EXERCISE TEXT:
- - - -
Deinstitutionalization, as
it related to those who had been labeled mentally ill, was a government
policy change driven by cost-cutting motives. Spending by the fifty
states on treatment for people with mental illness, for instance, was
lower by a third in the nineties than it was in the fifties; fewer than
half of Americans diagnosed with schizophrenia receive adequate services
today. When the awful snake pits of neglect and abuse we called “mental
institutions” were closed, necessary new structures and solutions,
including community housing, employment services (a vital component for
populations experiencing severe labor market discrimination), and other
appropriate programs designed and run by disabled individuals
themselves, were never put in place.
Instead, GOP
revolutionaries of the 104th Congress, falsely blaming the deficit on
the welfare state and entitlements, attacked the social safety net. The
1990’s crackdown on federal disability and welfare benefits and state
reductions to General Relief and Medicaid further expanded the scope of
damage to deinstitutionalized people who had been diagnosed with mental
illness, many of whom found themselves destitute the moment they were
discharged from the hospitals.
Because the states
had abandoned their social contract with deinstitutionalized people
labeled mentally ill, many were left stranded on the streets, caught up
in the revolving door between homelessness and prison. At present, an
overwhelming number of jail inmates with mental illness were homeless.
For instance, of the approximately 2,850 mentally ill people in New York
City jails on any given day in 1996, 43 percent were homeless. The vast
majority were not violent or dangerous; they have been jailed for petty
theft, disturbing the peace, and other “crimes” directly related to
their illness. Increasingly, the judicial system punishes such people
for their “quality of life” misdemeanors by slapping them with jail
sentences—670,000 of them in 1996. At any given moment, 40 percent of
all Americans with serious mental illness are estimated to be in jail or
prison, comprising from 10 to 30 percent of all inmates. The Center on
Crime, Communities & Culture concludes that in many jurisdictions, jails
have become the primary “treatment” provider for poor people with mental
illnesses.14
This “criminalization of
mental illness” has its roots in the U.S. capitalist health care system
and the growth of the prison industry. The great majority of “mentally
ill” people in New York jails and prisons, for instance, are Medicaid
recipients or have no insurance at all. To qualify for Medicaid,
low-income individuals must be extremely debilitated and indigent (which
many achieve by spending down savings), and they must stay indigent.
- - - -
DATASET EXTRACT:
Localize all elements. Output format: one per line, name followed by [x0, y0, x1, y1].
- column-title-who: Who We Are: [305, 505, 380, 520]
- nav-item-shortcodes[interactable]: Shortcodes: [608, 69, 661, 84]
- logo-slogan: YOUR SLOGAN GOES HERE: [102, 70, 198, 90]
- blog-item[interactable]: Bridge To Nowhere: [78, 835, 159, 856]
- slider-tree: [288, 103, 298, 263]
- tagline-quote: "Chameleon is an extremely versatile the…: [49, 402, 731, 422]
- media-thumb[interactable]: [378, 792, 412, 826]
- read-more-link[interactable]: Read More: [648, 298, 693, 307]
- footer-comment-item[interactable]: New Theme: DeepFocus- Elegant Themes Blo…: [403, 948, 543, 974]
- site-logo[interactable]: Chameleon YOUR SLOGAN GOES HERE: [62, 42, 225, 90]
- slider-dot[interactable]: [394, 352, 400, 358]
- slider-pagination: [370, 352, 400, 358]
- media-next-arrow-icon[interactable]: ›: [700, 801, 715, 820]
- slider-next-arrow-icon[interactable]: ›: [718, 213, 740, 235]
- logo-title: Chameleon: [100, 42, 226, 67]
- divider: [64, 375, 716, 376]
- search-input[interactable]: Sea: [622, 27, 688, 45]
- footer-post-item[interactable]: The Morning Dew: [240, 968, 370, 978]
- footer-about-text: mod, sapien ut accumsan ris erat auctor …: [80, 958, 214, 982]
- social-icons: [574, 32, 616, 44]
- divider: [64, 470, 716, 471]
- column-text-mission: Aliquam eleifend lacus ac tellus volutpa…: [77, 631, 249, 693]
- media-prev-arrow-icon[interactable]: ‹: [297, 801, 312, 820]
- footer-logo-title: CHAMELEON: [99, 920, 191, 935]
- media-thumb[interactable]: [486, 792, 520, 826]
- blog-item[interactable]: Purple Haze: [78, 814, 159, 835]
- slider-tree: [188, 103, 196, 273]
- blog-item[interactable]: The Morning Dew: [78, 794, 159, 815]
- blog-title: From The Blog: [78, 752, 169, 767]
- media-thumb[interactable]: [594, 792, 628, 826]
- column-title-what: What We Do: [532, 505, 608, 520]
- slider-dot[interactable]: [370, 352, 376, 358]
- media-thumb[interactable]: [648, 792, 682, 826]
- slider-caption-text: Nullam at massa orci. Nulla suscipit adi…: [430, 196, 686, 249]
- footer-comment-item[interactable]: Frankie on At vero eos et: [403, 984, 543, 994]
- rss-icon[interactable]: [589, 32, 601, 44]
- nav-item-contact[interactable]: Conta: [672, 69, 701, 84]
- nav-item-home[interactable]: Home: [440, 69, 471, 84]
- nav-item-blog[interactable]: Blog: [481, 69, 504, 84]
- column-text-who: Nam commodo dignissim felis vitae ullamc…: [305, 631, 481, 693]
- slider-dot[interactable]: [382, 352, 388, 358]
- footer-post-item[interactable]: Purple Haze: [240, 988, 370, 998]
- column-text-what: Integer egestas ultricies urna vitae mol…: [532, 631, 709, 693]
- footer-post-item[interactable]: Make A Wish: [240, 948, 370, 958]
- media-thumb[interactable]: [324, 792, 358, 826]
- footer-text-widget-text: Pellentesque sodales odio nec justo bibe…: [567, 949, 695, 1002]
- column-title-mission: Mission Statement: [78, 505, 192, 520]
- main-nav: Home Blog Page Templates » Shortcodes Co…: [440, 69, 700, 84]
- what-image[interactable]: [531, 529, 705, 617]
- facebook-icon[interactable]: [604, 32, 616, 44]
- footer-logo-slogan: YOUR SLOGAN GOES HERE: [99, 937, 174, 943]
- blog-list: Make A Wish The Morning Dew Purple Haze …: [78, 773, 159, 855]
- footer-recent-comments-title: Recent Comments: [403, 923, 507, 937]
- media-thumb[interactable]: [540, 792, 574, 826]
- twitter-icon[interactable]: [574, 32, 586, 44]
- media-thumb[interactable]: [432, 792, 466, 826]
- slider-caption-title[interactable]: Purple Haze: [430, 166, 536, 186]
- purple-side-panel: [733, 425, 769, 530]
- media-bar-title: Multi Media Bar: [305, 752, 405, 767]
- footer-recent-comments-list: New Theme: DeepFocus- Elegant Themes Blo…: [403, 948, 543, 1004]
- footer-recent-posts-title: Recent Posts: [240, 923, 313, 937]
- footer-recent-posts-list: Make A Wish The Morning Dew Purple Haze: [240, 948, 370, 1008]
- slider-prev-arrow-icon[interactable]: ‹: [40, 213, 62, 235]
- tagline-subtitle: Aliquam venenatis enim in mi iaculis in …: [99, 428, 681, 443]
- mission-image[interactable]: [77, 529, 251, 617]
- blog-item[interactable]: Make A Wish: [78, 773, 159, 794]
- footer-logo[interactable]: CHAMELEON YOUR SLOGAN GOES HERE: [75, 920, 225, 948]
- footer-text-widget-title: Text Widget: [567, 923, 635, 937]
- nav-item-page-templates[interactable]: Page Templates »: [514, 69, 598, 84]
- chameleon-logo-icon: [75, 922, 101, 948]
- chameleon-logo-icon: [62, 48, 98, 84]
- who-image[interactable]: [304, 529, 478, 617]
- - - -
TASK SET:
(1) Answer from the text on deinstitutionalization:
(a) By how much was state spending on treatment for people with mental illness lower in the nineties than in the fifties?
(b) What percentage of the approximately 2,850 mentally ill people in New York City jails on any given day in 1996 were homeless?
(c) What share of all inmates do Americans with serious mental illness make up?
(2) Transcribe everything in the text on deinstitutionalization from "Because the states" down to "illness were homeless.".
(3) Go on with the text on deinstitutionalization from where it stops.

YOUR RESPONSES:
(1)
(a) By a third.
(b) 43 percent.
(c) From 10 to 30 percent.

(2)
Because the states
had abandoned their social contract with deinstitutionalized people
labeled mentally ill, many were left stranded on the streets, caught up
in the revolving door between homelessness and prison. At present, an
overwhelming number of jail inmates with mental illness were homeless.

(3)
Adding insult to injury,
mental health parity does not exist in the private U.S. insurance
system. For instance, private long-term disability plans, most of them
employer-sponsored, provide benefits to eligible recipients with
“physical disorders” through age sixty-five, while they impose duration
limits of twenty-four months or less on benefits to eligible recipients
with “mental disorders.” In defending its refusal to provide mental
health parity, the insurance industry claims the extra coverage would
place a demand on the for-profit system which would cause everyone’s
premiums to skyrocket. In order to protect its profit margin, the
corporate health care industry denies this segment of the population
treatment and services.
The rise of managed care,
now the dominant paradigm among hospitals and physicians, has also had a
debilitating effect. In the name of cost containment, payment mechanisms
have shifted; hospitals and doctors are now paid a flat fee, instead of
receiving payment for individual services rendered. Because of financial
incentives for physicians and hospitals to keep costs low, people who
have been hospitalized for “mental illness” are often discharged in
three weeks, ready or not, without a discharge plan that would provide
them with crucial community support.
People with so-called
mental illnesses are generally deemed to have little or no production
value. Their unemployment rate is the highest among the disabled
population at 80 percent, and disproportionately high within the
incarcerated population. Perhaps the term “social junk,” as coined by
criminologist Steven Spitzer, best describes how society views this
cast-off segment of the population. People labeled “mentally ill”
experience harsh discrimination in many arenas, among them housing,
employment, and health insurance. Increasingly they have become a part
of what Christian Parenti calls “a growing stratum of ?surplus people’
[who, because they are not] being efficiently used by the economy must
instead be controlled and contained and, in a very limited way, rendered
economically useful as raw material for a growing corrections complex.”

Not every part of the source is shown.